• [Figure data in JSON]:
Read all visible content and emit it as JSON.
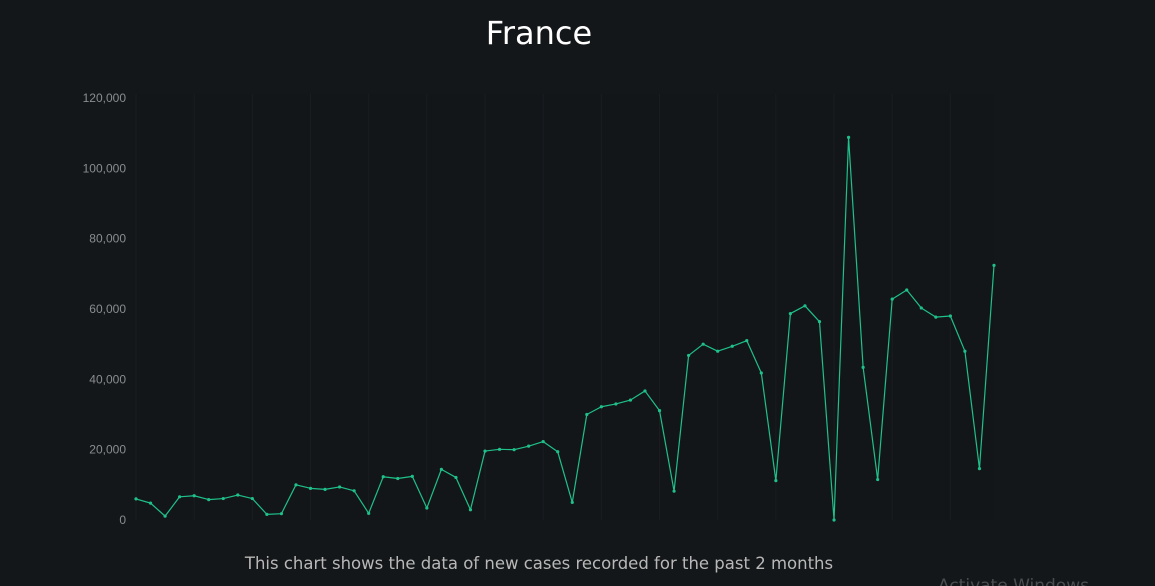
{
  "page": {
    "title": "France",
    "caption": "This chart shows the data of new cases recorded for the past 2 months",
    "watermark": "Activate Windows"
  },
  "colors": {
    "background": "#141719",
    "plot_background": "#131618",
    "line": "#1fc08a",
    "grid": "#1a1d20",
    "tick_text": "#8a8d90"
  },
  "chart_data": {
    "type": "line",
    "title": "France",
    "xlabel": "",
    "ylabel": "",
    "ylim": [
      0,
      120000
    ],
    "yticks": [
      0,
      20000,
      40000,
      60000,
      80000,
      100000,
      120000
    ],
    "ytick_labels": [
      "0",
      "20,000",
      "40,000",
      "60,000",
      "80,000",
      "100,000",
      "120,000"
    ],
    "x_tick_labels_shown": false,
    "grid": "vertical",
    "legend": "none",
    "series": [
      {
        "values": [
          6000,
          4800,
          1100,
          6600,
          6900,
          5800,
          6100,
          7100,
          6100,
          1600,
          1800,
          10000,
          9000,
          8700,
          9400,
          8300,
          1900,
          12300,
          11800,
          12400,
          3400,
          14400,
          12100,
          2900,
          19600,
          20100,
          20000,
          21000,
          22300,
          19400,
          5000,
          30000,
          32200,
          33000,
          34100,
          36700,
          31100,
          8200,
          46800,
          50000,
          48000,
          49400,
          51000,
          41800,
          11200,
          58700,
          60900,
          56400,
          0,
          108800,
          43400,
          11500,
          62800,
          65400,
          60300,
          57700,
          58000,
          48000,
          14600,
          72400
        ]
      }
    ]
  }
}
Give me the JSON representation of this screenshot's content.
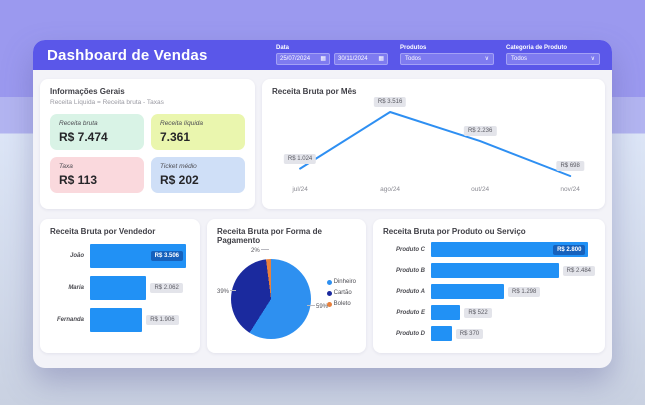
{
  "header": {
    "title": "Dashboard de Vendas",
    "filters": {
      "data_label": "Data",
      "date_start": "25/07/2024",
      "date_end": "30/11/2024",
      "produtos_label": "Produtos",
      "produtos_value": "Todos",
      "categoria_label": "Categoria de Produto",
      "categoria_value": "Todos"
    }
  },
  "icons": {
    "calendar": "▦",
    "chevron_down": "∨"
  },
  "info": {
    "title": "Informações Gerais",
    "subtitle": "Receita Líquida = Receita bruta - Taxas",
    "cards": [
      {
        "label": "Receita bruta",
        "value": "R$ 7.474",
        "bg": "#d9f3e6"
      },
      {
        "label": "Receita líquida",
        "value": "7.361",
        "bg": "#eaf6ae"
      },
      {
        "label": "Taxa",
        "value": "R$ 113",
        "bg": "#fad9dd"
      },
      {
        "label": "Ticket médio",
        "value": "R$ 202",
        "bg": "#cfdff7"
      }
    ]
  },
  "theme": {
    "header_purple": "#5a57e9",
    "background_lavender": "#9b99ef",
    "accent_blue": "#2191f5",
    "chip_gray": "#e3e4ea"
  },
  "chart_data": [
    {
      "type": "line",
      "title": "Receita Bruta por Mês",
      "categories": [
        "jul/24",
        "ago/24",
        "out/24",
        "nov/24"
      ],
      "values": [
        1024,
        3516,
        2236,
        698
      ],
      "labels": [
        "R$ 1.024",
        "R$ 3.516",
        "R$ 2.236",
        "R$ 698"
      ],
      "color": "#2e8ff2",
      "ylim": [
        698,
        3516
      ],
      "grid": false,
      "legend_position": "none"
    },
    {
      "type": "bar",
      "orientation": "horizontal",
      "title": "Receita Bruta por Vendedor",
      "categories": [
        "João",
        "Maria",
        "Fernanda"
      ],
      "values": [
        3506,
        2062,
        1906
      ],
      "labels": [
        "R$ 3.506",
        "R$ 2.062",
        "R$ 1.906"
      ],
      "color": "#2191f5",
      "xlim": [
        0,
        3506
      ]
    },
    {
      "type": "pie",
      "title": "Receita Bruta por Forma de Pagamento",
      "slices": [
        {
          "label": "Dinheiro",
          "pct": 59,
          "pct_label": "59%",
          "color": "#2e90f0"
        },
        {
          "label": "Cartão",
          "pct": 39,
          "pct_label": "39%",
          "color": "#1b2a9e"
        },
        {
          "label": "Boleto",
          "pct": 2,
          "pct_label": "2%",
          "color": "#e8803c"
        }
      ],
      "legend_position": "right"
    },
    {
      "type": "bar",
      "orientation": "horizontal",
      "title": "Receita Bruta por Produto ou Serviço",
      "categories": [
        "Produto C",
        "Produto B",
        "Produto A",
        "Produto E",
        "Produto D"
      ],
      "values": [
        2800,
        2484,
        1298,
        522,
        370
      ],
      "labels": [
        "R$ 2.800",
        "R$ 2.484",
        "R$ 1.298",
        "R$ 522",
        "R$ 370"
      ],
      "color": "#2191f5",
      "xlim": [
        0,
        2800
      ]
    }
  ]
}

• [SET EXERCISE]: Work out how many lines in the records above contain the word "Todos", and give only that number.

• [RESPONSE TO THIS EXERCISE]: 2